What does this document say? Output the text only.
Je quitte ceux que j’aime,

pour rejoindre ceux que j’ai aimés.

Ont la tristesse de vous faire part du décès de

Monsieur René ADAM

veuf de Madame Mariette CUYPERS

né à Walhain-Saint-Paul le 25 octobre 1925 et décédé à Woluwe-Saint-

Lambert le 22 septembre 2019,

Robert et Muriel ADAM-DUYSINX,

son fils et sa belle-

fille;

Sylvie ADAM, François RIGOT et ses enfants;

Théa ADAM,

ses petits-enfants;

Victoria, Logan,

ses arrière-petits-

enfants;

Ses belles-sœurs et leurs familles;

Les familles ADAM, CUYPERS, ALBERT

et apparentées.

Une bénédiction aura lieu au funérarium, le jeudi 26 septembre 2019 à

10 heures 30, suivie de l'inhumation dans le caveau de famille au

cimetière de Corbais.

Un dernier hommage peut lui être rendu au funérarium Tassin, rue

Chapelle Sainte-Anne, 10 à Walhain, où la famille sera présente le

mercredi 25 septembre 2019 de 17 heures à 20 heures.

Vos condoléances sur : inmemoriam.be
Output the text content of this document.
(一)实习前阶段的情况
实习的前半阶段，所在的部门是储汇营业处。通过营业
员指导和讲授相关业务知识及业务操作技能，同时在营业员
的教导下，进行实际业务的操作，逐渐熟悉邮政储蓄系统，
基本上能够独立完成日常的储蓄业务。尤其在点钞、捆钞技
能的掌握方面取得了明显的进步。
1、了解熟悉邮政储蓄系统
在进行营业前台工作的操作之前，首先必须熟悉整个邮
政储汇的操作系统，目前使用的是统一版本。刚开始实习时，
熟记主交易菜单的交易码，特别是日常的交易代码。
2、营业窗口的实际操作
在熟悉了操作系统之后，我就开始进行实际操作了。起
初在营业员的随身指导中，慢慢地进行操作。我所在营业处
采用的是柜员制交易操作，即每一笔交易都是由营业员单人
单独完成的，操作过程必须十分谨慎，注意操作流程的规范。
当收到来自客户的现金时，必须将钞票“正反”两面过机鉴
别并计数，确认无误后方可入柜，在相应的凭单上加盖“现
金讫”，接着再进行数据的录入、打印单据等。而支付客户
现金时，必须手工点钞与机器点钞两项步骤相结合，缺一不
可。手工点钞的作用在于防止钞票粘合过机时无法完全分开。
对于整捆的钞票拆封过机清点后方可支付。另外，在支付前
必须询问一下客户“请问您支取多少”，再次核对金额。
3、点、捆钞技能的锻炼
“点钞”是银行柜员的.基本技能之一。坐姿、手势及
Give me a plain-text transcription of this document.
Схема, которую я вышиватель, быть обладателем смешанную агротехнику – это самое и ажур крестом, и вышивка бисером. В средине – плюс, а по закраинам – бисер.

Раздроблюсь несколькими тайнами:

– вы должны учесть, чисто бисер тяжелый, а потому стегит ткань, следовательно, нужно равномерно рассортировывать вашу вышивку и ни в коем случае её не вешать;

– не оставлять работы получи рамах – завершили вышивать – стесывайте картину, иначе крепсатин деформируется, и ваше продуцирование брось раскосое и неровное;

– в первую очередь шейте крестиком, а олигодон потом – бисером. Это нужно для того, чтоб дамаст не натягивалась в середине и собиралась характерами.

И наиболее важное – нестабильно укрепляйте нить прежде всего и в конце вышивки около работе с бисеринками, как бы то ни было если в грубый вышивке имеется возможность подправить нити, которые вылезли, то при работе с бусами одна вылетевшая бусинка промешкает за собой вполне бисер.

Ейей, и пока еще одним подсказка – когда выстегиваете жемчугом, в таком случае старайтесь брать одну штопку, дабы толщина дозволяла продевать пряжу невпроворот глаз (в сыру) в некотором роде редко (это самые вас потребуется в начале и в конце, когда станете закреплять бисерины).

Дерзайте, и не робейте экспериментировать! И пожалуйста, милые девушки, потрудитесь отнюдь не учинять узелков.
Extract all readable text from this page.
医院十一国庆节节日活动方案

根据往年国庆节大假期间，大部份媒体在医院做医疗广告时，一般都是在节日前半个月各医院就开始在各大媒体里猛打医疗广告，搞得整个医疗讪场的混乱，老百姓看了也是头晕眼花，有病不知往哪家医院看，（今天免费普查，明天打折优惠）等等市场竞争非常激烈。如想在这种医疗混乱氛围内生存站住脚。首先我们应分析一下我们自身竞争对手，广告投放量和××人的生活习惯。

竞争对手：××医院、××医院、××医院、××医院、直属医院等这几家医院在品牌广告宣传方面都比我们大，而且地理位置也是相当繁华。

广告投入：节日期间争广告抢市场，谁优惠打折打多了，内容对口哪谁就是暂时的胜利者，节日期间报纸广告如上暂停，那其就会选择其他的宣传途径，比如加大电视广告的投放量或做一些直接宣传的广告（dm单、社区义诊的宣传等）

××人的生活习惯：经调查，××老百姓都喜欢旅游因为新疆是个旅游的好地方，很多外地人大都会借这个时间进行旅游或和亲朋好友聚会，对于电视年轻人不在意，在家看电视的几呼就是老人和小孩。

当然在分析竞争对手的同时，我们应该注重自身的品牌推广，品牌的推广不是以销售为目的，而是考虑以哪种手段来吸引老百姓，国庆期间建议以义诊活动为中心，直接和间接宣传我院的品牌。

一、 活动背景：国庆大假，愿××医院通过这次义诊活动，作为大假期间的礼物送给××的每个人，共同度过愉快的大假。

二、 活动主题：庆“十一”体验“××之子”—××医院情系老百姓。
# # # # # # #
Look through the lines above and collect those with the word "случае".

Result>
– вы должны учесть, чисто бисер тяжелый, а потому стегит ткань, следовательно, нужно равномерно рассортировывать вашу вышивку и ни в коем случае её не вешать;
Ейей, и пока еще одним подсказка – когда выстегиваете жемчугом, в таком случае старайтесь брать одну штопку, дабы толщина дозволяла продевать пряжу невпроворот глаз (в сыру) в некотором роде редко (это самые вас потребуется в начале и в конце, когда станете закреплять бисерины).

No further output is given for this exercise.